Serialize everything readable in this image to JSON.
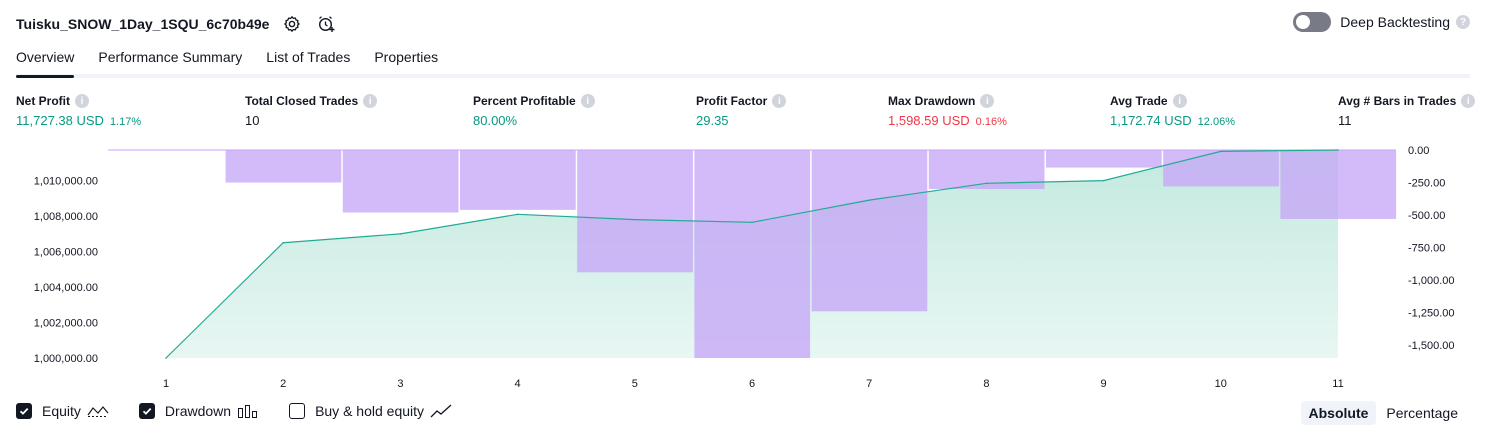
{
  "header": {
    "title": "Tuisku_SNOW_1Day_1SQU_6c70b49e",
    "settings_icon": "gear-icon",
    "add_alert_icon": "alarm-clock-plus-icon"
  },
  "deep_backtesting": {
    "label": "Deep Backtesting",
    "enabled": false
  },
  "tabs": [
    {
      "label": "Overview",
      "active": true
    },
    {
      "label": "Performance Summary",
      "active": false
    },
    {
      "label": "List of Trades",
      "active": false
    },
    {
      "label": "Properties",
      "active": false
    }
  ],
  "metrics": [
    {
      "label": "Net Profit",
      "value": "11,727.38 USD",
      "pct": "1.17%",
      "tone": "pos"
    },
    {
      "label": "Total Closed Trades",
      "value": "10",
      "pct": "",
      "tone": "neutral"
    },
    {
      "label": "Percent Profitable",
      "value": "80.00%",
      "pct": "",
      "tone": "pos"
    },
    {
      "label": "Profit Factor",
      "value": "29.35",
      "pct": "",
      "tone": "pos"
    },
    {
      "label": "Max Drawdown",
      "value": "1,598.59 USD",
      "pct": "0.16%",
      "tone": "neg"
    },
    {
      "label": "Avg Trade",
      "value": "1,172.74 USD",
      "pct": "12.06%",
      "tone": "pos"
    },
    {
      "label": "Avg # Bars in Trades",
      "value": "11",
      "pct": "",
      "tone": "neutral"
    }
  ],
  "chart_data": {
    "type": "line",
    "x": [
      1,
      2,
      3,
      4,
      5,
      6,
      7,
      8,
      9,
      10,
      11
    ],
    "series": [
      {
        "name": "Equity",
        "axis": "left",
        "values": [
          1000000,
          1006500,
          1007000,
          1008100,
          1007800,
          1007650,
          1008900,
          1009850,
          1010000,
          1011650,
          1011727.38
        ]
      },
      {
        "name": "Drawdown",
        "axis": "right",
        "type": "bar",
        "values": [
          0,
          -250,
          -480,
          -460,
          -940,
          -1598.59,
          -1240,
          -300,
          -135,
          -280,
          -530
        ]
      }
    ],
    "left_axis": {
      "ticks": [
        "1,000,000.00",
        "1,002,000.00",
        "1,004,000.00",
        "1,006,000.00",
        "1,008,000.00",
        "1,010,000.00"
      ],
      "range": [
        1000000,
        1011727.38
      ]
    },
    "right_axis": {
      "ticks": [
        "0.00",
        "-250.00",
        "-500.00",
        "-750.00",
        "-1,000.00",
        "-1,250.00",
        "-1,500.00"
      ],
      "range": [
        -1598.59,
        0
      ]
    },
    "x_ticks": [
      "1",
      "2",
      "3",
      "4",
      "5",
      "6",
      "7",
      "8",
      "9",
      "10",
      "11"
    ],
    "colors": {
      "equity_line": "#22ab94",
      "equity_fill": "#bfe8dd",
      "drawdown": "#c6a6f7"
    }
  },
  "legend": {
    "items": [
      {
        "label": "Equity",
        "checked": true,
        "icon": "equity-line-icon"
      },
      {
        "label": "Drawdown",
        "checked": true,
        "icon": "drawdown-bars-icon"
      },
      {
        "label": "Buy & hold equity",
        "checked": false,
        "icon": "buy-hold-line-icon"
      }
    ]
  },
  "view_mode": {
    "options": [
      {
        "label": "Absolute",
        "active": true
      },
      {
        "label": "Percentage",
        "active": false
      }
    ]
  }
}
══════
▸ **YOUR GOAL**: Could you repeat all of the material exactly? Pictures should not be copied.

▸ **EXERCISE RESULT**:
Serialize everything readable in this image to JSON.
{
  "header": {
    "title": "Tuisku_SNOW_1Day_1SQU_6c70b49e",
    "settings_icon": "gear-icon",
    "add_alert_icon": "alarm-clock-plus-icon"
  },
  "deep_backtesting": {
    "label": "Deep Backtesting",
    "enabled": false
  },
  "tabs": [
    {
      "label": "Overview",
      "active": true
    },
    {
      "label": "Performance Summary",
      "active": false
    },
    {
      "label": "List of Trades",
      "active": false
    },
    {
      "label": "Properties",
      "active": false
    }
  ],
  "metrics": [
    {
      "label": "Net Profit",
      "value": "11,727.38 USD",
      "pct": "1.17%",
      "tone": "pos"
    },
    {
      "label": "Total Closed Trades",
      "value": "10",
      "pct": "",
      "tone": "neutral"
    },
    {
      "label": "Percent Profitable",
      "value": "80.00%",
      "pct": "",
      "tone": "pos"
    },
    {
      "label": "Profit Factor",
      "value": "29.35",
      "pct": "",
      "tone": "pos"
    },
    {
      "label": "Max Drawdown",
      "value": "1,598.59 USD",
      "pct": "0.16%",
      "tone": "neg"
    },
    {
      "label": "Avg Trade",
      "value": "1,172.74 USD",
      "pct": "12.06%",
      "tone": "pos"
    },
    {
      "label": "Avg # Bars in Trades",
      "value": "11",
      "pct": "",
      "tone": "neutral"
    }
  ],
  "chart_data": {
    "type": "line",
    "x": [
      1,
      2,
      3,
      4,
      5,
      6,
      7,
      8,
      9,
      10,
      11
    ],
    "series": [
      {
        "name": "Equity",
        "axis": "left",
        "values": [
          1000000,
          1006500,
          1007000,
          1008100,
          1007800,
          1007650,
          1008900,
          1009850,
          1010000,
          1011650,
          1011727.38
        ]
      },
      {
        "name": "Drawdown",
        "axis": "right",
        "type": "bar",
        "values": [
          0,
          -250,
          -480,
          -460,
          -940,
          -1598.59,
          -1240,
          -300,
          -135,
          -280,
          -530
        ]
      }
    ],
    "left_axis": {
      "ticks": [
        "1,000,000.00",
        "1,002,000.00",
        "1,004,000.00",
        "1,006,000.00",
        "1,008,000.00",
        "1,010,000.00"
      ],
      "range": [
        1000000,
        1011727.38
      ]
    },
    "right_axis": {
      "ticks": [
        "0.00",
        "-250.00",
        "-500.00",
        "-750.00",
        "-1,000.00",
        "-1,250.00",
        "-1,500.00"
      ],
      "range": [
        -1598.59,
        0
      ]
    },
    "x_ticks": [
      "1",
      "2",
      "3",
      "4",
      "5",
      "6",
      "7",
      "8",
      "9",
      "10",
      "11"
    ],
    "colors": {
      "equity_line": "#22ab94",
      "equity_fill": "#bfe8dd",
      "drawdown": "#c6a6f7"
    }
  },
  "legend": {
    "items": [
      {
        "label": "Equity",
        "checked": true,
        "icon": "equity-line-icon"
      },
      {
        "label": "Drawdown",
        "checked": true,
        "icon": "drawdown-bars-icon"
      },
      {
        "label": "Buy & hold equity",
        "checked": false,
        "icon": "buy-hold-line-icon"
      }
    ]
  },
  "view_mode": {
    "options": [
      {
        "label": "Absolute",
        "active": true
      },
      {
        "label": "Percentage",
        "active": false
      }
    ]
  }
}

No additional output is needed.